Keep only those lines of the records that include the string "name".

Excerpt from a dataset
+--

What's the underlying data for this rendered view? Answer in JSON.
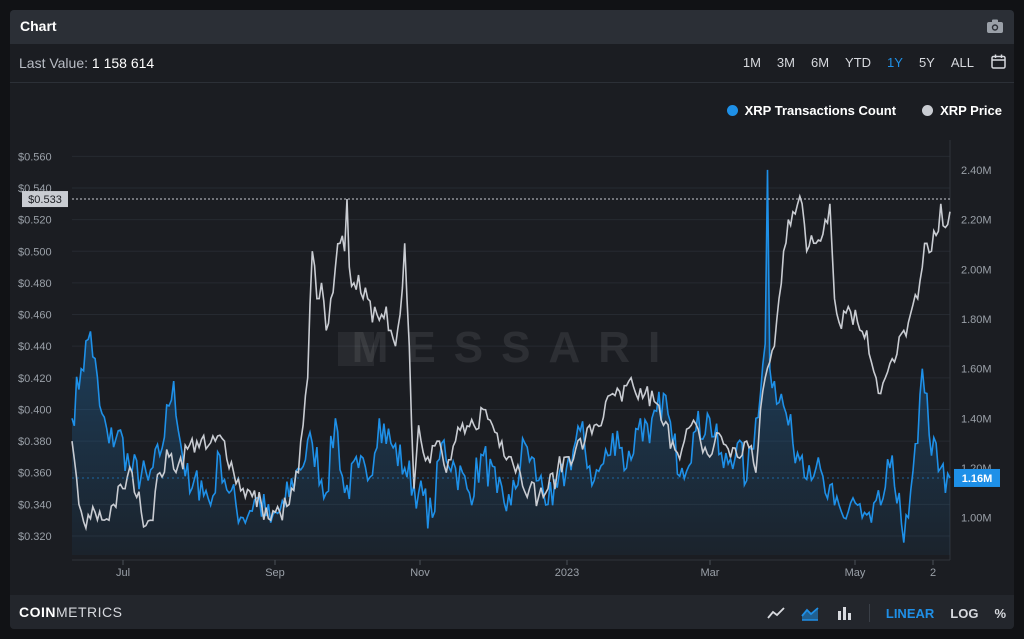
{
  "header": {
    "title": "Chart",
    "camera_icon": "camera-icon"
  },
  "toolbar": {
    "last_value_label": "Last Value:",
    "last_value": "1 158 614",
    "ranges": [
      "1M",
      "3M",
      "6M",
      "YTD",
      "1Y",
      "5Y",
      "ALL"
    ],
    "active_range": "1Y",
    "calendar_icon": "calendar-icon"
  },
  "footer": {
    "logo_bold": "COIN",
    "logo_rest": "METRICS",
    "scale_options": [
      "LINEAR",
      "LOG",
      "%"
    ],
    "active_scale": "LINEAR",
    "chart_type_icons": [
      "line-chart-icon",
      "area-chart-icon",
      "bar-chart-icon"
    ]
  },
  "watermark": "MESSARI",
  "colors": {
    "transactions": "#1e90e8",
    "price": "#c9ccd2",
    "accent": "#1f8fe6"
  },
  "chart_data": {
    "type": "line",
    "title": "",
    "x_ticks": [
      "Jul",
      "Sep",
      "Nov",
      "2023",
      "Mar",
      "May",
      "2"
    ],
    "y_left": {
      "ticks": [
        "$0.320",
        "$0.340",
        "$0.360",
        "$0.380",
        "$0.400",
        "$0.420",
        "$0.440",
        "$0.460",
        "$0.480",
        "$0.500",
        "$0.520",
        "$0.540",
        "$0.560"
      ],
      "range": [
        0.308,
        0.564
      ]
    },
    "y_right": {
      "ticks": [
        "1.00M",
        "1.20M",
        "1.40M",
        "1.60M",
        "1.80M",
        "2.00M",
        "2.20M",
        "2.40M"
      ],
      "range": [
        0.85,
        2.48
      ]
    },
    "crosshair": {
      "price_label": "$0.533",
      "value": 0.533
    },
    "last_value_marker": {
      "label": "1.16M",
      "value": 1.16
    },
    "grid": true,
    "legend_position": "top-right",
    "series": [
      {
        "name": "XRP Transactions Count",
        "axis": "right",
        "unit": "M",
        "anchors": [
          [
            0,
            1.4
          ],
          [
            4,
            1.6
          ],
          [
            8,
            1.75
          ],
          [
            12,
            1.45
          ],
          [
            16,
            1.3
          ],
          [
            20,
            1.35
          ],
          [
            25,
            1.2
          ],
          [
            33,
            1.15
          ],
          [
            38,
            1.25
          ],
          [
            42,
            1.45
          ],
          [
            44,
            1.55
          ],
          [
            47,
            1.3
          ],
          [
            51,
            1.1
          ],
          [
            56,
            1.15
          ],
          [
            60,
            1.05
          ],
          [
            64,
            1.25
          ],
          [
            68,
            1.1
          ],
          [
            74,
            1.0
          ],
          [
            80,
            1.08
          ],
          [
            86,
            0.98
          ],
          [
            92,
            1.05
          ],
          [
            98,
            1.2
          ],
          [
            104,
            1.3
          ],
          [
            110,
            1.1
          ],
          [
            114,
            1.4
          ],
          [
            118,
            1.1
          ],
          [
            124,
            1.2
          ],
          [
            128,
            1.15
          ],
          [
            133,
            1.4
          ],
          [
            138,
            1.3
          ],
          [
            144,
            1.2
          ],
          [
            150,
            1.1
          ],
          [
            156,
            1.0
          ],
          [
            160,
            1.3
          ],
          [
            166,
            1.2
          ],
          [
            172,
            1.1
          ],
          [
            178,
            1.25
          ],
          [
            184,
            1.1
          ],
          [
            190,
            1.05
          ],
          [
            196,
            1.3
          ],
          [
            202,
            1.15
          ],
          [
            208,
            1.05
          ],
          [
            214,
            1.2
          ],
          [
            220,
            1.35
          ],
          [
            226,
            1.15
          ],
          [
            232,
            1.25
          ],
          [
            236,
            1.35
          ],
          [
            240,
            1.2
          ],
          [
            246,
            1.4
          ],
          [
            250,
            1.3
          ],
          [
            256,
            1.5
          ],
          [
            260,
            1.3
          ],
          [
            264,
            1.2
          ],
          [
            270,
            1.35
          ],
          [
            276,
            1.4
          ],
          [
            282,
            1.2
          ],
          [
            288,
            1.3
          ],
          [
            292,
            1.15
          ],
          [
            296,
            1.4
          ],
          [
            298,
            1.5
          ],
          [
            300,
            1.7
          ],
          [
            301,
            2.4
          ],
          [
            302,
            1.6
          ],
          [
            304,
            1.55
          ],
          [
            308,
            1.45
          ],
          [
            312,
            1.3
          ],
          [
            316,
            1.25
          ],
          [
            322,
            1.2
          ],
          [
            326,
            1.1
          ],
          [
            330,
            1.05
          ],
          [
            334,
            1.0
          ],
          [
            338,
            1.08
          ],
          [
            342,
            1.0
          ],
          [
            346,
            0.98
          ],
          [
            350,
            1.05
          ],
          [
            354,
            1.2
          ],
          [
            358,
            1.1
          ],
          [
            360,
            0.9
          ],
          [
            362,
            1.0
          ],
          [
            366,
            1.3
          ],
          [
            368,
            1.6
          ],
          [
            370,
            1.5
          ],
          [
            372,
            1.25
          ],
          [
            374,
            1.3
          ],
          [
            376,
            1.2
          ],
          [
            378,
            1.1
          ],
          [
            380,
            1.16
          ]
        ]
      },
      {
        "name": "XRP Price",
        "axis": "left",
        "unit": "$",
        "anchors": [
          [
            0,
            0.38
          ],
          [
            3,
            0.34
          ],
          [
            6,
            0.325
          ],
          [
            10,
            0.335
          ],
          [
            14,
            0.33
          ],
          [
            18,
            0.34
          ],
          [
            22,
            0.35
          ],
          [
            26,
            0.36
          ],
          [
            30,
            0.335
          ],
          [
            34,
            0.33
          ],
          [
            38,
            0.36
          ],
          [
            42,
            0.37
          ],
          [
            46,
            0.365
          ],
          [
            50,
            0.375
          ],
          [
            54,
            0.38
          ],
          [
            58,
            0.375
          ],
          [
            62,
            0.38
          ],
          [
            66,
            0.38
          ],
          [
            70,
            0.36
          ],
          [
            74,
            0.35
          ],
          [
            78,
            0.345
          ],
          [
            82,
            0.34
          ],
          [
            86,
            0.33
          ],
          [
            90,
            0.335
          ],
          [
            94,
            0.34
          ],
          [
            98,
            0.36
          ],
          [
            100,
            0.39
          ],
          [
            102,
            0.42
          ],
          [
            104,
            0.5
          ],
          [
            106,
            0.47
          ],
          [
            108,
            0.48
          ],
          [
            110,
            0.45
          ],
          [
            112,
            0.47
          ],
          [
            114,
            0.49
          ],
          [
            116,
            0.505
          ],
          [
            118,
            0.5
          ],
          [
            119,
            0.533
          ],
          [
            120,
            0.49
          ],
          [
            122,
            0.48
          ],
          [
            124,
            0.485
          ],
          [
            126,
            0.47
          ],
          [
            128,
            0.47
          ],
          [
            130,
            0.455
          ],
          [
            132,
            0.46
          ],
          [
            134,
            0.46
          ],
          [
            136,
            0.465
          ],
          [
            138,
            0.45
          ],
          [
            140,
            0.44
          ],
          [
            142,
            0.46
          ],
          [
            144,
            0.505
          ],
          [
            146,
            0.44
          ],
          [
            147,
            0.39
          ],
          [
            148,
            0.35
          ],
          [
            150,
            0.39
          ],
          [
            154,
            0.37
          ],
          [
            158,
            0.38
          ],
          [
            162,
            0.36
          ],
          [
            166,
            0.38
          ],
          [
            170,
            0.385
          ],
          [
            174,
            0.39
          ],
          [
            178,
            0.4
          ],
          [
            182,
            0.39
          ],
          [
            186,
            0.38
          ],
          [
            190,
            0.37
          ],
          [
            194,
            0.36
          ],
          [
            198,
            0.35
          ],
          [
            202,
            0.345
          ],
          [
            206,
            0.35
          ],
          [
            210,
            0.36
          ],
          [
            214,
            0.37
          ],
          [
            218,
            0.375
          ],
          [
            222,
            0.38
          ],
          [
            226,
            0.39
          ],
          [
            230,
            0.395
          ],
          [
            234,
            0.41
          ],
          [
            238,
            0.405
          ],
          [
            240,
            0.415
          ],
          [
            244,
            0.41
          ],
          [
            248,
            0.41
          ],
          [
            252,
            0.405
          ],
          [
            256,
            0.39
          ],
          [
            260,
            0.38
          ],
          [
            264,
            0.375
          ],
          [
            268,
            0.39
          ],
          [
            272,
            0.38
          ],
          [
            276,
            0.37
          ],
          [
            280,
            0.385
          ],
          [
            284,
            0.375
          ],
          [
            288,
            0.37
          ],
          [
            292,
            0.38
          ],
          [
            296,
            0.36
          ],
          [
            298,
            0.4
          ],
          [
            300,
            0.42
          ],
          [
            302,
            0.43
          ],
          [
            304,
            0.44
          ],
          [
            306,
            0.47
          ],
          [
            308,
            0.5
          ],
          [
            310,
            0.52
          ],
          [
            312,
            0.525
          ],
          [
            316,
            0.53
          ],
          [
            318,
            0.5
          ],
          [
            320,
            0.51
          ],
          [
            322,
            0.505
          ],
          [
            326,
            0.52
          ],
          [
            328,
            0.53
          ],
          [
            330,
            0.47
          ],
          [
            332,
            0.455
          ],
          [
            336,
            0.465
          ],
          [
            340,
            0.455
          ],
          [
            344,
            0.45
          ],
          [
            346,
            0.43
          ],
          [
            348,
            0.42
          ],
          [
            350,
            0.41
          ],
          [
            352,
            0.42
          ],
          [
            356,
            0.43
          ],
          [
            360,
            0.45
          ],
          [
            362,
            0.455
          ],
          [
            366,
            0.47
          ],
          [
            368,
            0.49
          ],
          [
            370,
            0.505
          ],
          [
            372,
            0.5
          ],
          [
            374,
            0.51
          ],
          [
            376,
            0.53
          ],
          [
            378,
            0.515
          ],
          [
            380,
            0.525
          ]
        ]
      }
    ]
  }
}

+--

ANSWER TO THE EXERCISE →
        "name": "XRP Transactions Count",
        "name": "XRP Price",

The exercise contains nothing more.